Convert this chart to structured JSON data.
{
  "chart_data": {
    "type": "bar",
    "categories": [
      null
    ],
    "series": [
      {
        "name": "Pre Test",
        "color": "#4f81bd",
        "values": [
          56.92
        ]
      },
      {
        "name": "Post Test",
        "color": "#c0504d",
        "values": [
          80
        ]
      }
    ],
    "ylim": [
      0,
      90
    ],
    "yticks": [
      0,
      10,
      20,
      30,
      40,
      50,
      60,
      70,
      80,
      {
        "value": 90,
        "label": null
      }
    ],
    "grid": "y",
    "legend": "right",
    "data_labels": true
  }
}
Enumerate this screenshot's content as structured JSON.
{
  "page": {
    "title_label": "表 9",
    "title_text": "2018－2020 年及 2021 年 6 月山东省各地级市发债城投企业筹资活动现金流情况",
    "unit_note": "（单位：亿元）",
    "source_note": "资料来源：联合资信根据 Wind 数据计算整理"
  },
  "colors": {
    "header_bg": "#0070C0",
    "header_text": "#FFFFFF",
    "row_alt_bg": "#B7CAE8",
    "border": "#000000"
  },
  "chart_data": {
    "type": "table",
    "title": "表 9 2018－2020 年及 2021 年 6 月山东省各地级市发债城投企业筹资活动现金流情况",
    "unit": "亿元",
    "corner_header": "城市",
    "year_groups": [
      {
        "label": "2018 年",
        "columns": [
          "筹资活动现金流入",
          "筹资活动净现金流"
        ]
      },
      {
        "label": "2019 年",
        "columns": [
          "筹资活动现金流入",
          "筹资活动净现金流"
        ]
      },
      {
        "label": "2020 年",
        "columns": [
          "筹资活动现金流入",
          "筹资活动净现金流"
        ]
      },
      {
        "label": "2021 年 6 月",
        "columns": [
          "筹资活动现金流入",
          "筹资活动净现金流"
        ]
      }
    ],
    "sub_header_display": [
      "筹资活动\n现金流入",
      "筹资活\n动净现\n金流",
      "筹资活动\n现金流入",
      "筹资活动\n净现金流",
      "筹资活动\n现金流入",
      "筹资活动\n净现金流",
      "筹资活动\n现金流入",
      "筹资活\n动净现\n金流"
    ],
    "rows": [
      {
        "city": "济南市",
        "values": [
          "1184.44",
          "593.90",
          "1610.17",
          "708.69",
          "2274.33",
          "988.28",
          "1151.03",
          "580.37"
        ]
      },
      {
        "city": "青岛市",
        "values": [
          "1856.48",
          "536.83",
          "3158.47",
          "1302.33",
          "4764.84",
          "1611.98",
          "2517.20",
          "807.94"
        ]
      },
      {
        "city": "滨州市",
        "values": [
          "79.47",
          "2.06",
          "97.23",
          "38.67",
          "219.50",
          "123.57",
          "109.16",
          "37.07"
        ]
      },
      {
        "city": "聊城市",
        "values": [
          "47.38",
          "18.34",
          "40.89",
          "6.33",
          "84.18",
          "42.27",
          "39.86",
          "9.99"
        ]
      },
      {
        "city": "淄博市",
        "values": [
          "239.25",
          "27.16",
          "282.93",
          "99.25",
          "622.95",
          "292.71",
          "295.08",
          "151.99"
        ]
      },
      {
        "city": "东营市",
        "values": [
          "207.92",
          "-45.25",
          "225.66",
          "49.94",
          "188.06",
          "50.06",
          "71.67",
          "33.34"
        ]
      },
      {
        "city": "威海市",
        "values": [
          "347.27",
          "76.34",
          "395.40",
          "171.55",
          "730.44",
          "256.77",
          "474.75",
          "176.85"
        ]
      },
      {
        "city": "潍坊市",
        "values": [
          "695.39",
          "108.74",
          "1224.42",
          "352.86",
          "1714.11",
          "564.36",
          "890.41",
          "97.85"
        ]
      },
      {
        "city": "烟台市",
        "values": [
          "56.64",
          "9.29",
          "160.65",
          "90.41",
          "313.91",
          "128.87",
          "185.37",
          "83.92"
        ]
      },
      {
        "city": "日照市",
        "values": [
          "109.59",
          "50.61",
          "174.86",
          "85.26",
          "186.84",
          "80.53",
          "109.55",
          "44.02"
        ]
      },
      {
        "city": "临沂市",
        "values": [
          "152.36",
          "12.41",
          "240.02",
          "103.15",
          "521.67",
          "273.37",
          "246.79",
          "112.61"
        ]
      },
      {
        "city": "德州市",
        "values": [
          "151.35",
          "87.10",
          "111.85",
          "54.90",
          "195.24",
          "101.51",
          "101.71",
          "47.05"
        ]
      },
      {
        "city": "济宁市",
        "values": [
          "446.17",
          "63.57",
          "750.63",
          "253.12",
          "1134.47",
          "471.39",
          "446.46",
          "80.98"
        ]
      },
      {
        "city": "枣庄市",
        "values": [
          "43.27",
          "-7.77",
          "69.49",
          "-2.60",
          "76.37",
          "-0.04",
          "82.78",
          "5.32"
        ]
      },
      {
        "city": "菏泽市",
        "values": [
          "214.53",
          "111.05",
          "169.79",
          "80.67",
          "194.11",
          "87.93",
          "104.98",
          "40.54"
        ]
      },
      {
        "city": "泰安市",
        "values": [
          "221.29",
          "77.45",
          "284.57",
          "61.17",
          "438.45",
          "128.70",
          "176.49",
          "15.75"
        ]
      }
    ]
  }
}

Exercise task =>
Hand back the material above in full, exactly as written.

Problem solution =>
Convert this chart to structured JSON data.
{
  "chart_data": {
    "type": "bar",
    "categories": [
      null
    ],
    "series": [
      {
        "name": "Pre Test",
        "color": "#4f81bd",
        "values": [
          56.92
        ]
      },
      {
        "name": "Post Test",
        "color": "#c0504d",
        "values": [
          80
        ]
      }
    ],
    "ylim": [
      0,
      90
    ],
    "yticks": [
      0,
      10,
      20,
      30,
      40,
      50,
      60,
      70,
      80,
      {
        "value": 90,
        "label": null
      }
    ],
    "grid": "y",
    "legend": "right",
    "data_labels": true
  }
}
Enumerate this screenshot's content as structured JSON.
{
  "page": {
    "title_label": "表 9",
    "title_text": "2018－2020 年及 2021 年 6 月山东省各地级市发债城投企业筹资活动现金流情况",
    "unit_note": "（单位：亿元）",
    "source_note": "资料来源：联合资信根据 Wind 数据计算整理"
  },
  "colors": {
    "header_bg": "#0070C0",
    "header_text": "#FFFFFF",
    "row_alt_bg": "#B7CAE8",
    "border": "#000000"
  },
  "chart_data": {
    "type": "table",
    "title": "表 9 2018－2020 年及 2021 年 6 月山东省各地级市发债城投企业筹资活动现金流情况",
    "unit": "亿元",
    "corner_header": "城市",
    "year_groups": [
      {
        "label": "2018 年",
        "columns": [
          "筹资活动现金流入",
          "筹资活动净现金流"
        ]
      },
      {
        "label": "2019 年",
        "columns": [
          "筹资活动现金流入",
          "筹资活动净现金流"
        ]
      },
      {
        "label": "2020 年",
        "columns": [
          "筹资活动现金流入",
          "筹资活动净现金流"
        ]
      },
      {
        "label": "2021 年 6 月",
        "columns": [
          "筹资活动现金流入",
          "筹资活动净现金流"
        ]
      }
    ],
    "sub_header_display": [
      "筹资活动\n现金流入",
      "筹资活\n动净现\n金流",
      "筹资活动\n现金流入",
      "筹资活动\n净现金流",
      "筹资活动\n现金流入",
      "筹资活动\n净现金流",
      "筹资活动\n现金流入",
      "筹资活\n动净现\n金流"
    ],
    "rows": [
      {
        "city": "济南市",
        "values": [
          "1184.44",
          "593.90",
          "1610.17",
          "708.69",
          "2274.33",
          "988.28",
          "1151.03",
          "580.37"
        ]
      },
      {
        "city": "青岛市",
        "values": [
          "1856.48",
          "536.83",
          "3158.47",
          "1302.33",
          "4764.84",
          "1611.98",
          "2517.20",
          "807.94"
        ]
      },
      {
        "city": "滨州市",
        "values": [
          "79.47",
          "2.06",
          "97.23",
          "38.67",
          "219.50",
          "123.57",
          "109.16",
          "37.07"
        ]
      },
      {
        "city": "聊城市",
        "values": [
          "47.38",
          "18.34",
          "40.89",
          "6.33",
          "84.18",
          "42.27",
          "39.86",
          "9.99"
        ]
      },
      {
        "city": "淄博市",
        "values": [
          "239.25",
          "27.16",
          "282.93",
          "99.25",
          "622.95",
          "292.71",
          "295.08",
          "151.99"
        ]
      },
      {
        "city": "东营市",
        "values": [
          "207.92",
          "-45.25",
          "225.66",
          "49.94",
          "188.06",
          "50.06",
          "71.67",
          "33.34"
        ]
      },
      {
        "city": "威海市",
        "values": [
          "347.27",
          "76.34",
          "395.40",
          "171.55",
          "730.44",
          "256.77",
          "474.75",
          "176.85"
        ]
      },
      {
        "city": "潍坊市",
        "values": [
          "695.39",
          "108.74",
          "1224.42",
          "352.86",
          "1714.11",
          "564.36",
          "890.41",
          "97.85"
        ]
      },
      {
        "city": "烟台市",
        "values": [
          "56.64",
          "9.29",
          "160.65",
          "90.41",
          "313.91",
          "128.87",
          "185.37",
          "83.92"
        ]
      },
      {
        "city": "日照市",
        "values": [
          "109.59",
          "50.61",
          "174.86",
          "85.26",
          "186.84",
          "80.53",
          "109.55",
          "44.02"
        ]
      },
      {
        "city": "临沂市",
        "values": [
          "152.36",
          "12.41",
          "240.02",
          "103.15",
          "521.67",
          "273.37",
          "246.79",
          "112.61"
        ]
      },
      {
        "city": "德州市",
        "values": [
          "151.35",
          "87.10",
          "111.85",
          "54.90",
          "195.24",
          "101.51",
          "101.71",
          "47.05"
        ]
      },
      {
        "city": "济宁市",
        "values": [
          "446.17",
          "63.57",
          "750.63",
          "253.12",
          "1134.47",
          "471.39",
          "446.46",
          "80.98"
        ]
      },
      {
        "city": "枣庄市",
        "values": [
          "43.27",
          "-7.77",
          "69.49",
          "-2.60",
          "76.37",
          "-0.04",
          "82.78",
          "5.32"
        ]
      },
      {
        "city": "菏泽市",
        "values": [
          "214.53",
          "111.05",
          "169.79",
          "80.67",
          "194.11",
          "87.93",
          "104.98",
          "40.54"
        ]
      },
      {
        "city": "泰安市",
        "values": [
          "221.29",
          "77.45",
          "284.57",
          "61.17",
          "438.45",
          "128.70",
          "176.49",
          "15.75"
        ]
      }
    ]
  }
}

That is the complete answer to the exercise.